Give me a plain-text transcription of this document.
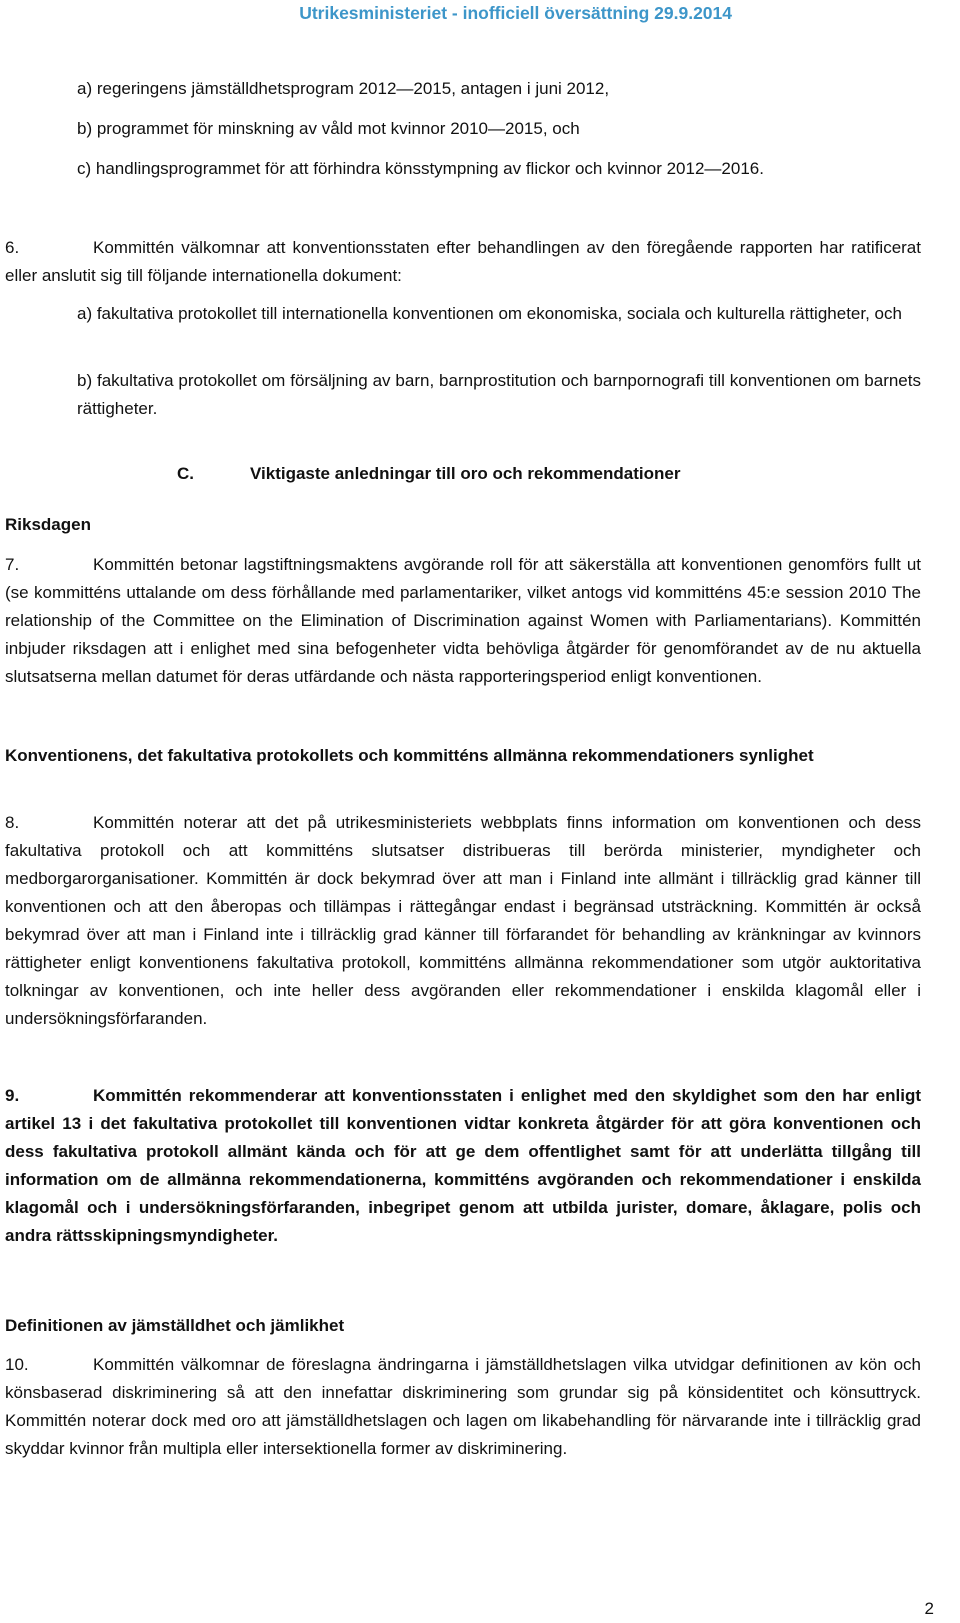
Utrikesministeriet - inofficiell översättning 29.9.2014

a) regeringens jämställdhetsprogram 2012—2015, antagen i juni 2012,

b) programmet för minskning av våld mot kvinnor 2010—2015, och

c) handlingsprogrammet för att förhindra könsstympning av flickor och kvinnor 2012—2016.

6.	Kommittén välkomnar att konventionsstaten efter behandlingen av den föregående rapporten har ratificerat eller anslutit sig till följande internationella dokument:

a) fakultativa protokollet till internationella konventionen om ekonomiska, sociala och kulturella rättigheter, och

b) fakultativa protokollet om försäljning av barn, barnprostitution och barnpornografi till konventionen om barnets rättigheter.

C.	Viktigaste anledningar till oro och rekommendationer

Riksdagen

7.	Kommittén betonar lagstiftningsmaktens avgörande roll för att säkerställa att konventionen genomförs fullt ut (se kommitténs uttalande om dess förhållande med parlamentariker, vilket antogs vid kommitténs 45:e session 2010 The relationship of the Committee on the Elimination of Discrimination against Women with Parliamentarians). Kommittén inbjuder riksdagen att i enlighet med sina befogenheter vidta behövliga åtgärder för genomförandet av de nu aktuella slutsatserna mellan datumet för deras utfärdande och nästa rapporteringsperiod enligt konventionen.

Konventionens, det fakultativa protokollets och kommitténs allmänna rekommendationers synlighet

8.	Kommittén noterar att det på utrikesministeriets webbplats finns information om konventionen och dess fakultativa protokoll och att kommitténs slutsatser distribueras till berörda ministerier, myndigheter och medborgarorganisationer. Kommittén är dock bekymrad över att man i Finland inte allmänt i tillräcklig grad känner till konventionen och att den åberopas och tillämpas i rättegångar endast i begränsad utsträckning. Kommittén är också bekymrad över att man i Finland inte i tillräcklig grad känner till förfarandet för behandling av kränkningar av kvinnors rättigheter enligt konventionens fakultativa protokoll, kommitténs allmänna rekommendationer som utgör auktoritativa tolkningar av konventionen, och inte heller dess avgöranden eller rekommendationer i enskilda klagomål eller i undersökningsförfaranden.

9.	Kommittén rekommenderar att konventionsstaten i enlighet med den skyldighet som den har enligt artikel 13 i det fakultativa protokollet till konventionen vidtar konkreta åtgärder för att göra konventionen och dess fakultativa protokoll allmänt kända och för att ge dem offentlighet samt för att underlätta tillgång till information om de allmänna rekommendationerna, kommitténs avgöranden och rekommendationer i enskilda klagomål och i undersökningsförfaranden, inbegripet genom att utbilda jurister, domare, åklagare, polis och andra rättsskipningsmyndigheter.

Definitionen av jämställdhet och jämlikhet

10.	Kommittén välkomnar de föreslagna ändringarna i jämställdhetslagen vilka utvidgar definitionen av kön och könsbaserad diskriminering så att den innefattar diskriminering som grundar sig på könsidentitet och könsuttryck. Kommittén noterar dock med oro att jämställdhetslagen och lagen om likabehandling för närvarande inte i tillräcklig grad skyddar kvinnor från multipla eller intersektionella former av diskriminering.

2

--

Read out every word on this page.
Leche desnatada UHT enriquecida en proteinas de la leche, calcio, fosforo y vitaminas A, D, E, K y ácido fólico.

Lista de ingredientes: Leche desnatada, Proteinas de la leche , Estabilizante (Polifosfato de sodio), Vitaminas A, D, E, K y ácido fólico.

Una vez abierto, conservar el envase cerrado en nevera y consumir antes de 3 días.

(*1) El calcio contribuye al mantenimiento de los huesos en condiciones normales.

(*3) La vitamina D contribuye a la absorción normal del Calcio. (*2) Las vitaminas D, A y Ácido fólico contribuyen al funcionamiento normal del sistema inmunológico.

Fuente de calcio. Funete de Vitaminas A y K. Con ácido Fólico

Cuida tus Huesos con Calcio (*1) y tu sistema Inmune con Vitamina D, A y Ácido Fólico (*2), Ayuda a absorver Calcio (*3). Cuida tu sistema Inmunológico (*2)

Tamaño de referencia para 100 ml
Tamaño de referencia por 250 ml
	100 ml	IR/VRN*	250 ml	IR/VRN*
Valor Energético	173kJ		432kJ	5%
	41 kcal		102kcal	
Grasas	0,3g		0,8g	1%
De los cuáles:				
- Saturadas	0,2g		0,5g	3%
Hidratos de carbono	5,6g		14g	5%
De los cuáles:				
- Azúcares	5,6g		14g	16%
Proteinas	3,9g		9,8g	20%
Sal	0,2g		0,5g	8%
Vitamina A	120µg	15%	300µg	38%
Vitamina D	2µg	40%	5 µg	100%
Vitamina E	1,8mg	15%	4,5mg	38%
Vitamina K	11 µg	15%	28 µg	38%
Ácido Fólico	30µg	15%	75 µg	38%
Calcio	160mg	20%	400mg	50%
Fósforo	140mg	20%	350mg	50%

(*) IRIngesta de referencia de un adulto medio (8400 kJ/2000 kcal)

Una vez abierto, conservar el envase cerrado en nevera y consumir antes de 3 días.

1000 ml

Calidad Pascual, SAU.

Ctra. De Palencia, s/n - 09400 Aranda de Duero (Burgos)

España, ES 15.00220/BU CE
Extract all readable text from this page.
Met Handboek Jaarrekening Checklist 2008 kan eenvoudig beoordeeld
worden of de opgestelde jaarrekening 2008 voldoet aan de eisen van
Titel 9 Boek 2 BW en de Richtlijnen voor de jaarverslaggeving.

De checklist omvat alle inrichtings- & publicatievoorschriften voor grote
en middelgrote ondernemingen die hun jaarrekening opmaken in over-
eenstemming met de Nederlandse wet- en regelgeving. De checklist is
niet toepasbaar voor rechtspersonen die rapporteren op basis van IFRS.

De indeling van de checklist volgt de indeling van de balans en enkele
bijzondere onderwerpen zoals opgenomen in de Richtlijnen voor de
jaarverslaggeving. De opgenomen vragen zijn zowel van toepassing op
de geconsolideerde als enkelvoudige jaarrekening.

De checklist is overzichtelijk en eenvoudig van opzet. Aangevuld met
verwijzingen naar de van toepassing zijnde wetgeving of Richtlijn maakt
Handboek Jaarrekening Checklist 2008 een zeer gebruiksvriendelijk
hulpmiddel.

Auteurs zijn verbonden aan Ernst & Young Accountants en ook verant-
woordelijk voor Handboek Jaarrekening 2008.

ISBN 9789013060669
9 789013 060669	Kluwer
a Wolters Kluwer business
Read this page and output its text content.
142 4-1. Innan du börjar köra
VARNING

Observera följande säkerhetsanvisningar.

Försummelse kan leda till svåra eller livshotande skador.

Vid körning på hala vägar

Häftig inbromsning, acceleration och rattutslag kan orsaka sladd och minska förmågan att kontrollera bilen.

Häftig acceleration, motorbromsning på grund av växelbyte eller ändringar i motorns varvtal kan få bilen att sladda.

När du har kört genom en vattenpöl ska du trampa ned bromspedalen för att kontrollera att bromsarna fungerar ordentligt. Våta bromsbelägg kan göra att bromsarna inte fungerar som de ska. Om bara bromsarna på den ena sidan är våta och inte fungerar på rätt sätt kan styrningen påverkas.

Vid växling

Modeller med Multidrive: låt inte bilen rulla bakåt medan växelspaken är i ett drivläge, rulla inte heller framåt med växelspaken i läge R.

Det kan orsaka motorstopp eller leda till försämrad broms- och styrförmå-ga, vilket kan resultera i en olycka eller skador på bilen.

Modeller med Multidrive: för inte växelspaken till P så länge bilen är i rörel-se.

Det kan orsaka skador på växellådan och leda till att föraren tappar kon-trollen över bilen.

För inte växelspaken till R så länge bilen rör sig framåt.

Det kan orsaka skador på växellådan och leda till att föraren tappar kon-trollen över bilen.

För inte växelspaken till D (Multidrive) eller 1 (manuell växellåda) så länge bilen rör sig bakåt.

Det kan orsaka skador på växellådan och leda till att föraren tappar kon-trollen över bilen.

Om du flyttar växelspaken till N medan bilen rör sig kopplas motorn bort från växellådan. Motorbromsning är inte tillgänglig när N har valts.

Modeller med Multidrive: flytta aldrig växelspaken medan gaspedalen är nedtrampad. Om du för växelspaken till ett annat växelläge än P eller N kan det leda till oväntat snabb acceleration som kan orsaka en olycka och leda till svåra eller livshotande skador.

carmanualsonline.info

--

* **Task brief**: Within the entries above, find the string "bakåt" and return each line that holds it.

* **Written solution**:
Modeller med Multidrive: låt inte bilen rulla bakåt medan växelspaken är i ett drivläge, rulla inte heller framåt med växelspaken i läge R.
För inte växelspaken till D (Multidrive) eller 1 (manuell växellåda) så länge bilen rör sig bakåt.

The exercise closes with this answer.